■ Exercise goal: Copy the records below exactly as they appear.

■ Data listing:

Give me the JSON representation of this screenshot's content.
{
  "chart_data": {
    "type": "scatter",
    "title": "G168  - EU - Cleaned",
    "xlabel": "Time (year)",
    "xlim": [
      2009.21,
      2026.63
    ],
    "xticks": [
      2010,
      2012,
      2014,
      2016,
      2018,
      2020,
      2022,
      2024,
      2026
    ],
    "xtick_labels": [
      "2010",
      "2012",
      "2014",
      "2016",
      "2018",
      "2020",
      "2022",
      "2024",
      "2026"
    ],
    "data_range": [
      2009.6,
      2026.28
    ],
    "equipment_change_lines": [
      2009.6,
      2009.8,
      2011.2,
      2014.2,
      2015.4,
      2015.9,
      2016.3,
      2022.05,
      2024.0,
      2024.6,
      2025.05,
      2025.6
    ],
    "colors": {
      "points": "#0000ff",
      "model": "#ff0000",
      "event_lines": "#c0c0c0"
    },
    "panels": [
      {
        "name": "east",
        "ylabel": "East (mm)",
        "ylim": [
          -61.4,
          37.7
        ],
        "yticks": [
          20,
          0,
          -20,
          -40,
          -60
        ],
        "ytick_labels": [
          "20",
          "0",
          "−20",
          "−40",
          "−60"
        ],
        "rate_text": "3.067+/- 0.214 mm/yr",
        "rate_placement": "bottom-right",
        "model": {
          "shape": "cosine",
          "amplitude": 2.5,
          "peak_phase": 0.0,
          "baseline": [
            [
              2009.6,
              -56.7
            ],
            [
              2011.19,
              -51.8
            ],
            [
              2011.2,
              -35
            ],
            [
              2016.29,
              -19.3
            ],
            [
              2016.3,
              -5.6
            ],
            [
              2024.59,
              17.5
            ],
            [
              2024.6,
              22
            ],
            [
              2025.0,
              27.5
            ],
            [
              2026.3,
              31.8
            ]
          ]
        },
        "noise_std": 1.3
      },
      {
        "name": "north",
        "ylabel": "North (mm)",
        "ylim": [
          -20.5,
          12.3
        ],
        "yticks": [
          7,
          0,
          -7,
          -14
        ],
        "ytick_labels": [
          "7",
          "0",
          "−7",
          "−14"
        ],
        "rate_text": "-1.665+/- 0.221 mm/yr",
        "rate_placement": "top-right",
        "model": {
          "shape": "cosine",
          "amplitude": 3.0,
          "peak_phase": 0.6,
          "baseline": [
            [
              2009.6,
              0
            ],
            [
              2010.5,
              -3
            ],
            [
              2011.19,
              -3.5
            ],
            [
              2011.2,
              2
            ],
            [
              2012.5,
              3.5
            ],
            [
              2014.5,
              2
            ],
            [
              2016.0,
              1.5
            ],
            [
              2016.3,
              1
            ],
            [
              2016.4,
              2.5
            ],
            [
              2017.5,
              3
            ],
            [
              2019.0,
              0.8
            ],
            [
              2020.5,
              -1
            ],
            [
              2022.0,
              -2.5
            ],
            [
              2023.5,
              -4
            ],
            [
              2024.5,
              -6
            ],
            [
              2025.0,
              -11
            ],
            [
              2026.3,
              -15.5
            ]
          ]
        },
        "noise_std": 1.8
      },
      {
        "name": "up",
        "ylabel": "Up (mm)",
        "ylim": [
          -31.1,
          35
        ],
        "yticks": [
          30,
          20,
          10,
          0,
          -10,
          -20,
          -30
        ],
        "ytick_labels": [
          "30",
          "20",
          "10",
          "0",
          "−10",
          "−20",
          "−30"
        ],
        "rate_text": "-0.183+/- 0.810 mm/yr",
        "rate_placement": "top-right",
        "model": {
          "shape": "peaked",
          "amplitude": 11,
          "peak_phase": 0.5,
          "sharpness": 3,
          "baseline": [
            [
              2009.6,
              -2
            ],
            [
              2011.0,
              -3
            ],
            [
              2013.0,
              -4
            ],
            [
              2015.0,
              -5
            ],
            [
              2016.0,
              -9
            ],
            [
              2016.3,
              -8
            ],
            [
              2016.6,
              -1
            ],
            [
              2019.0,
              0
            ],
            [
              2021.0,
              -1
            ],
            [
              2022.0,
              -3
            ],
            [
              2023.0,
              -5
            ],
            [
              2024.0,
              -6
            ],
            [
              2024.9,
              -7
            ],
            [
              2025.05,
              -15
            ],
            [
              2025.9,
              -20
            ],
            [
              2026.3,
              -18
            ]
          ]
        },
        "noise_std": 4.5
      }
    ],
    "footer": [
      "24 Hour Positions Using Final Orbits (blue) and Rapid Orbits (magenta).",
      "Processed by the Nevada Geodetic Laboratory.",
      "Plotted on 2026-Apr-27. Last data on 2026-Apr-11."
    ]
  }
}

■ Final result:
Give me the JSON representation of this screenshot's content.
{
  "chart_data": {
    "type": "scatter",
    "title": "G168  - EU - Cleaned",
    "xlabel": "Time (year)",
    "xlim": [
      2009.21,
      2026.63
    ],
    "xticks": [
      2010,
      2012,
      2014,
      2016,
      2018,
      2020,
      2022,
      2024,
      2026
    ],
    "xtick_labels": [
      "2010",
      "2012",
      "2014",
      "2016",
      "2018",
      "2020",
      "2022",
      "2024",
      "2026"
    ],
    "data_range": [
      2009.6,
      2026.28
    ],
    "equipment_change_lines": [
      2009.6,
      2009.8,
      2011.2,
      2014.2,
      2015.4,
      2015.9,
      2016.3,
      2022.05,
      2024.0,
      2024.6,
      2025.05,
      2025.6
    ],
    "colors": {
      "points": "#0000ff",
      "model": "#ff0000",
      "event_lines": "#c0c0c0"
    },
    "panels": [
      {
        "name": "east",
        "ylabel": "East (mm)",
        "ylim": [
          -61.4,
          37.7
        ],
        "yticks": [
          20,
          0,
          -20,
          -40,
          -60
        ],
        "ytick_labels": [
          "20",
          "0",
          "−20",
          "−40",
          "−60"
        ],
        "rate_text": "3.067+/- 0.214 mm/yr",
        "rate_placement": "bottom-right",
        "model": {
          "shape": "cosine",
          "amplitude": 2.5,
          "peak_phase": 0.0,
          "baseline": [
            [
              2009.6,
              -56.7
            ],
            [
              2011.19,
              -51.8
            ],
            [
              2011.2,
              -35
            ],
            [
              2016.29,
              -19.3
            ],
            [
              2016.3,
              -5.6
            ],
            [
              2024.59,
              17.5
            ],
            [
              2024.6,
              22
            ],
            [
              2025.0,
              27.5
            ],
            [
              2026.3,
              31.8
            ]
          ]
        },
        "noise_std": 1.3
      },
      {
        "name": "north",
        "ylabel": "North (mm)",
        "ylim": [
          -20.5,
          12.3
        ],
        "yticks": [
          7,
          0,
          -7,
          -14
        ],
        "ytick_labels": [
          "7",
          "0",
          "−7",
          "−14"
        ],
        "rate_text": "-1.665+/- 0.221 mm/yr",
        "rate_placement": "top-right",
        "model": {
          "shape": "cosine",
          "amplitude": 3.0,
          "peak_phase": 0.6,
          "baseline": [
            [
              2009.6,
              0
            ],
            [
              2010.5,
              -3
            ],
            [
              2011.19,
              -3.5
            ],
            [
              2011.2,
              2
            ],
            [
              2012.5,
              3.5
            ],
            [
              2014.5,
              2
            ],
            [
              2016.0,
              1.5
            ],
            [
              2016.3,
              1
            ],
            [
              2016.4,
              2.5
            ],
            [
              2017.5,
              3
            ],
            [
              2019.0,
              0.8
            ],
            [
              2020.5,
              -1
            ],
            [
              2022.0,
              -2.5
            ],
            [
              2023.5,
              -4
            ],
            [
              2024.5,
              -6
            ],
            [
              2025.0,
              -11
            ],
            [
              2026.3,
              -15.5
            ]
          ]
        },
        "noise_std": 1.8
      },
      {
        "name": "up",
        "ylabel": "Up (mm)",
        "ylim": [
          -31.1,
          35
        ],
        "yticks": [
          30,
          20,
          10,
          0,
          -10,
          -20,
          -30
        ],
        "ytick_labels": [
          "30",
          "20",
          "10",
          "0",
          "−10",
          "−20",
          "−30"
        ],
        "rate_text": "-0.183+/- 0.810 mm/yr",
        "rate_placement": "top-right",
        "model": {
          "shape": "peaked",
          "amplitude": 11,
          "peak_phase": 0.5,
          "sharpness": 3,
          "baseline": [
            [
              2009.6,
              -2
            ],
            [
              2011.0,
              -3
            ],
            [
              2013.0,
              -4
            ],
            [
              2015.0,
              -5
            ],
            [
              2016.0,
              -9
            ],
            [
              2016.3,
              -8
            ],
            [
              2016.6,
              -1
            ],
            [
              2019.0,
              0
            ],
            [
              2021.0,
              -1
            ],
            [
              2022.0,
              -3
            ],
            [
              2023.0,
              -5
            ],
            [
              2024.0,
              -6
            ],
            [
              2024.9,
              -7
            ],
            [
              2025.05,
              -15
            ],
            [
              2025.9,
              -20
            ],
            [
              2026.3,
              -18
            ]
          ]
        },
        "noise_std": 4.5
      }
    ],
    "footer": [
      "24 Hour Positions Using Final Orbits (blue) and Rapid Orbits (magenta).",
      "Processed by the Nevada Geodetic Laboratory.",
      "Plotted on 2026-Apr-27. Last data on 2026-Apr-11."
    ]
  }
}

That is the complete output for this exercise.